● **To be done**
Print the line containing "Extract all the data from this chart as JSON." and each line after it through the end, please, with nothing added.

● **Data for processing**
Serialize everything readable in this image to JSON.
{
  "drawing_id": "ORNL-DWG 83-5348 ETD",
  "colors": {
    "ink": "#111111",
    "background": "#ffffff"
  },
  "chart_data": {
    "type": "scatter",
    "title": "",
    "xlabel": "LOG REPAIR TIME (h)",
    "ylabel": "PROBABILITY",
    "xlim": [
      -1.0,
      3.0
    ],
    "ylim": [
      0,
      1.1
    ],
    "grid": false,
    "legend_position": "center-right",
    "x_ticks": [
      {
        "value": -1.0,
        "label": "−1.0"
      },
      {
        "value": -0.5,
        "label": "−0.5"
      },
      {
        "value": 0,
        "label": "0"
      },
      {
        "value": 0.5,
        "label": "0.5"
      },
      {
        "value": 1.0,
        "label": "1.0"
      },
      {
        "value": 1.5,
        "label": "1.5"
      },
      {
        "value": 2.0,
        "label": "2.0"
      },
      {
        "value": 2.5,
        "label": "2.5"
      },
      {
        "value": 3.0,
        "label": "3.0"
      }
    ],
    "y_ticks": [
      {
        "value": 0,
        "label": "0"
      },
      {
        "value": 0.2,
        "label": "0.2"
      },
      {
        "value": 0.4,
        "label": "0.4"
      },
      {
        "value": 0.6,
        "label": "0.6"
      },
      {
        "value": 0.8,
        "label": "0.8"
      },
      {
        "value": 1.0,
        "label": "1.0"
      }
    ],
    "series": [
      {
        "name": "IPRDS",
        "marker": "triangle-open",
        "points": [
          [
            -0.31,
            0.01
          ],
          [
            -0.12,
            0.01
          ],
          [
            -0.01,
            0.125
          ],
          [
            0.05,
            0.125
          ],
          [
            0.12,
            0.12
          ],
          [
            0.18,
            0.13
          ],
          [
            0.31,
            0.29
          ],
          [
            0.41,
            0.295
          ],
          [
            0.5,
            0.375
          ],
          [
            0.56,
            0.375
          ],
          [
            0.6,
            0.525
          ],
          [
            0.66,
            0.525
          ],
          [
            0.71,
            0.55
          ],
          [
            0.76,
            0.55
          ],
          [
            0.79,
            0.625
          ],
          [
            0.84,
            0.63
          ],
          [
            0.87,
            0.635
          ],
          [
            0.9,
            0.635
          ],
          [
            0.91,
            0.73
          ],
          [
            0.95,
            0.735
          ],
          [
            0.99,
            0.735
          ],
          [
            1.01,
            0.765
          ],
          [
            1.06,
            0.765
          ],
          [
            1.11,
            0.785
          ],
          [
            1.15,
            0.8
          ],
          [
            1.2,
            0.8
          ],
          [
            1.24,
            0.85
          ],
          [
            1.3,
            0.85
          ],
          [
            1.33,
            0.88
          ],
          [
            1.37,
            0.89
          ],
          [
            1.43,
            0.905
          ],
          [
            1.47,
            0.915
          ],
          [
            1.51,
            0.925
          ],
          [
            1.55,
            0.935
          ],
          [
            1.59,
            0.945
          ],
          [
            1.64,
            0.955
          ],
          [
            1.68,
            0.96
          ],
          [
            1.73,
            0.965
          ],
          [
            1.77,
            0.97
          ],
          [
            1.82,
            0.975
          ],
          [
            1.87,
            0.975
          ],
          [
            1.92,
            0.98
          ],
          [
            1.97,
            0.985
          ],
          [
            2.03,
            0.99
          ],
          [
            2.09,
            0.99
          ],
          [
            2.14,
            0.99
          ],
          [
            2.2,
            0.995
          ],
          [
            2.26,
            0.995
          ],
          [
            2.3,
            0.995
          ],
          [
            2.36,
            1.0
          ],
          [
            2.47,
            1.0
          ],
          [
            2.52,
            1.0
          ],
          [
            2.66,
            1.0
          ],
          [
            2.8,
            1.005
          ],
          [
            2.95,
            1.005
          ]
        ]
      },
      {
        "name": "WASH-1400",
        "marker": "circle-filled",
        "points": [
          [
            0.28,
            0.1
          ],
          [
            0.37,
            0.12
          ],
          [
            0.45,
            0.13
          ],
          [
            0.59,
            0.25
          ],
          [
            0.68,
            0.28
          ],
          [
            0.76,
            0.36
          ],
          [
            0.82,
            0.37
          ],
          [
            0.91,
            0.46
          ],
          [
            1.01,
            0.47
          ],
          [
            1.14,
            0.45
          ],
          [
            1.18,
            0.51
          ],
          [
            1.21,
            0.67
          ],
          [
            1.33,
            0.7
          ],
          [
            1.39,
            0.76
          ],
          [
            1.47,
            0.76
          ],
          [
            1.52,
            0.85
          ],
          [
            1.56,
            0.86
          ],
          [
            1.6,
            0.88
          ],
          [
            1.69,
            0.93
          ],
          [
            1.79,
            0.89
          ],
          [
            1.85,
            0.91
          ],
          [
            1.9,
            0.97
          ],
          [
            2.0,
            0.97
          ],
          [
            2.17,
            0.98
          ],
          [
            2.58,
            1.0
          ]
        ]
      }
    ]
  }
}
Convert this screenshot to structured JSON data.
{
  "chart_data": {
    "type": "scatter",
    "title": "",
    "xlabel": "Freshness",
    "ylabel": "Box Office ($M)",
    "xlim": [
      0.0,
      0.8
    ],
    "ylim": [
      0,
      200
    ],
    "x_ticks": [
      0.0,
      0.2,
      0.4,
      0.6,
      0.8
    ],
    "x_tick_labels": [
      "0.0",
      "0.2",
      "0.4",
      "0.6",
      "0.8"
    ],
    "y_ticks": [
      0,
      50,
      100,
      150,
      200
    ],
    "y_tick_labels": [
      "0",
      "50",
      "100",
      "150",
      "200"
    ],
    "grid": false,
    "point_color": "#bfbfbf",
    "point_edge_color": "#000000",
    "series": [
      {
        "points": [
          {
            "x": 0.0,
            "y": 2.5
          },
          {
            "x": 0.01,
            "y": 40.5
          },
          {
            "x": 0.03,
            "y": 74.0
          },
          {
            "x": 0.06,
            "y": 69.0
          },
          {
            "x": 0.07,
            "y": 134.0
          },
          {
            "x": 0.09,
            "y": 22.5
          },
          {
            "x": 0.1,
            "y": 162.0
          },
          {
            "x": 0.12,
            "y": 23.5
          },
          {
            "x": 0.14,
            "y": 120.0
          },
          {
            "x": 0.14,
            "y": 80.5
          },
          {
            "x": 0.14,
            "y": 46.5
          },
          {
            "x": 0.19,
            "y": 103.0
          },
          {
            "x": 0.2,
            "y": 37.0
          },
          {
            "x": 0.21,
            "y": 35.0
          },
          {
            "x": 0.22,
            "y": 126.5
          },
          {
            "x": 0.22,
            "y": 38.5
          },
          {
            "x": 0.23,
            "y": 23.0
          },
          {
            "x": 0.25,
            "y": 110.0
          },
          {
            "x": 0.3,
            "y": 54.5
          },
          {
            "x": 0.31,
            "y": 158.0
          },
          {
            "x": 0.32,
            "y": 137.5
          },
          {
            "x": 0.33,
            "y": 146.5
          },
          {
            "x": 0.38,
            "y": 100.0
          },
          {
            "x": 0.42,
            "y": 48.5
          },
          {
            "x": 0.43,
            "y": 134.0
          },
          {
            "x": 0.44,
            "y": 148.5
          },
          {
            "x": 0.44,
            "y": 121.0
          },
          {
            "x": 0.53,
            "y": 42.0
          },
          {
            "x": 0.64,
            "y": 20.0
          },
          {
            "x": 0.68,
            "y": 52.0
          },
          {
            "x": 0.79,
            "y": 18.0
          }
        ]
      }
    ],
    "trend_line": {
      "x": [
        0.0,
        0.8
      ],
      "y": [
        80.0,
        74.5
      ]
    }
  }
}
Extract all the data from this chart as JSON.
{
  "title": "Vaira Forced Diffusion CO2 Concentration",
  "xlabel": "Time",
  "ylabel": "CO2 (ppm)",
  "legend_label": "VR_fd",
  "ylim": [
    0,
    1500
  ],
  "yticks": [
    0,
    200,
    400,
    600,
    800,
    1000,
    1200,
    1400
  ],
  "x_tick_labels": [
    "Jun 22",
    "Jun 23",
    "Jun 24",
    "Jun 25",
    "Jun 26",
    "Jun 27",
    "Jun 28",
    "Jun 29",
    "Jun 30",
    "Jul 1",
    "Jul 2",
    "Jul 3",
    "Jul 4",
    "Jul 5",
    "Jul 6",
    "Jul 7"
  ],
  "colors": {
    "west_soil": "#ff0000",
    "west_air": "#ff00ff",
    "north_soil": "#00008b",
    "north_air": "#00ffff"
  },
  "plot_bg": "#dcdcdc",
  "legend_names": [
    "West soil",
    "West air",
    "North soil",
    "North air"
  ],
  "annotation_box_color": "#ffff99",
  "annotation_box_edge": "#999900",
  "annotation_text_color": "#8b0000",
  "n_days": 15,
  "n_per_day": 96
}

● **Solution to this task**
Extract all the data from this chart as JSON.
{
  "title": "Vaira Forced Diffusion CO2 Concentration",
  "xlabel": "Time",
  "ylabel": "CO2 (ppm)",
  "legend_label": "VR_fd",
  "ylim": [
    0,
    1500
  ],
  "yticks": [
    0,
    200,
    400,
    600,
    800,
    1000,
    1200,
    1400
  ],
  "x_tick_labels": [
    "Jun 22",
    "Jun 23",
    "Jun 24",
    "Jun 25",
    "Jun 26",
    "Jun 27",
    "Jun 28",
    "Jun 29",
    "Jun 30",
    "Jul 1",
    "Jul 2",
    "Jul 3",
    "Jul 4",
    "Jul 5",
    "Jul 6",
    "Jul 7"
  ],
  "colors": {
    "west_soil": "#ff0000",
    "west_air": "#ff00ff",
    "north_soil": "#00008b",
    "north_air": "#00ffff"
  },
  "plot_bg": "#dcdcdc",
  "legend_names": [
    "West soil",
    "West air",
    "North soil",
    "North air"
  ],
  "annotation_box_color": "#ffff99",
  "annotation_box_edge": "#999900",
  "annotation_text_color": "#8b0000",
  "n_days": 15,
  "n_per_day": 96
}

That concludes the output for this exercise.